Wednesday, February 11, 2009

Content was King. Context is King. Long live the King!

The best solutions have always come from the best people using the best tools to solve the most interesting problems.

About 5 years ago, I had a brief conversation with a smart person. He said in "Web 2.0, Context is king." It sounded really smart at the time and kept rumbling around my head.

Recently there has been lots of buzz about newspapers getting people to pay for content. Even in the face of overwhelming evidence that the market for paid content is a very small niche, it keeps coming up again and again. The latest buzz was occasioned by Walter Issacson with his article at Time Magazine.

People have spoken. They will not pay for content on the web. No matter how smart the person who created that content is, or thinks he/she is. The NY Times, among many others tried it with their columnists. To the chagrin of some of the columnists, their words were judged not worth it.

There is an interesting discussion about the semantic web, over at the Next Newsroom Project.
John Cass started it by saying, in part
. . . One idea for the newsroom of tomorrow will be to use some of the online media mining tools developed for corporations to determine the stories that are of most interest to a community. The press would use monitoring tools to determine both what is developing, and what becomes relevant and important to the community, through, references, links and comments . . . it continues at the click.
Later in the discussion, I said,
John,
I just wanted to share a notion about semantic tech. I think that in Web 2.3 , I think we're past web 2.0, it is context, not content that is king. The way I understand semantic tech might be seen as a way to automate context of an event. While that may happen in web 4.0, I don't think it works for the same reason that Search is still a very clumsy tool.

The functions trying to be automated are a journalist with a story to tell and an editor to make that story communicate to particular readers.

The error, IMHO, is the notion that the story emerges from the events. I think what really happens is that the journo has a story to tell and then fits in the events to tell that story. For example, the prevailing story about government is that it is wasteful, slow and stupid filled with self interested people. Most journalists for the last 10 years or so are telling that same story day after day after day.

▶ [REQUIRED ACTIONS]:
1 > In the post, replace "King" with "Queen" and write out the passage between "Wednesday, February 11, 2009" and "most interesting problems.", inclusive.
2 > Express the entries from their first line through the line containing "- type-value: 可移动磁盘: [96, 113, 157, 127]", inclusive, as a JSON list of strings with one string per line and blank lines omitted.

▶ [RECORDS FOR THE EXERCISE]:
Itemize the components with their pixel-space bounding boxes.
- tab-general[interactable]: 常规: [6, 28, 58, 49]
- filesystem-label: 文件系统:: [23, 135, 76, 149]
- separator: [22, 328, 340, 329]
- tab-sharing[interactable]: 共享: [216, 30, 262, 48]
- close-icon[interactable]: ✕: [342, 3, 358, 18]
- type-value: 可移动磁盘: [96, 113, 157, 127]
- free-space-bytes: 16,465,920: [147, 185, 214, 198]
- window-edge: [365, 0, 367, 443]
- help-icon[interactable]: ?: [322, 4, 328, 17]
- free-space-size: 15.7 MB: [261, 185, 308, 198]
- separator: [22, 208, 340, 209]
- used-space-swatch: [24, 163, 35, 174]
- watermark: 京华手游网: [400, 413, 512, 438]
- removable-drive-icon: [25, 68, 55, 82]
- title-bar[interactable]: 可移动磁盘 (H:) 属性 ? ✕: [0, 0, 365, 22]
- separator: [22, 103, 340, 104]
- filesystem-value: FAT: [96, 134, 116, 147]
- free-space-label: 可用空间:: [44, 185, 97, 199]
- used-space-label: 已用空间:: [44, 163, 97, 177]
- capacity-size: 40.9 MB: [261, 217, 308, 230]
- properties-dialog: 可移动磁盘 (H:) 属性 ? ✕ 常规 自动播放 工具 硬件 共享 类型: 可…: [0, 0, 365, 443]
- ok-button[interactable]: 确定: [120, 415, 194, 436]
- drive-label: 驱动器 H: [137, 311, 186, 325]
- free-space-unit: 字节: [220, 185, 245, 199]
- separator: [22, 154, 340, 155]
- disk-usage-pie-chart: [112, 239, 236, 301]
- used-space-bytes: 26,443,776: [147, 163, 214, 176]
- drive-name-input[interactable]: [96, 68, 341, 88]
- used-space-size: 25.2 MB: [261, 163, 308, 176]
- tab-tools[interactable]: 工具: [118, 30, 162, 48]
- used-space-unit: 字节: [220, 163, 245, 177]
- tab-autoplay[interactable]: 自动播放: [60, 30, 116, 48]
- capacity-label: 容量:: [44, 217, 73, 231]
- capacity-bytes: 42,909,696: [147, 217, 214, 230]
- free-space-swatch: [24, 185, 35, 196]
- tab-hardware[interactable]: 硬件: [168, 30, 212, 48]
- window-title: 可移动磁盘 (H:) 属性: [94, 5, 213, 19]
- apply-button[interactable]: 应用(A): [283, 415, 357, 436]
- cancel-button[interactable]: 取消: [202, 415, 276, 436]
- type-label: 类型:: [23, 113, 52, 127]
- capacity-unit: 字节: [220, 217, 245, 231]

▶ [ANSWERS IN ORDER]:
1 >
Wednesday, February 11, 2009

Content was Queen. Context is Queen. Long live the Queen!

The best solutions have always come from the best people using the best tools to solve the most interesting problems.

2 >
[
  "Itemize the components with their pixel-space bounding boxes.",
  "- tab-general[interactable]: 常规: [6, 28, 58, 49]",
  "- filesystem-label: 文件系统:: [23, 135, 76, 149]",
  "- separator: [22, 328, 340, 329]",
  "- tab-sharing[interactable]: 共享: [216, 30, 262, 48]",
  "- close-icon[interactable]: ✕: [342, 3, 358, 18]",
  "- type-value: 可移动磁盘: [96, 113, 157, 127]"
]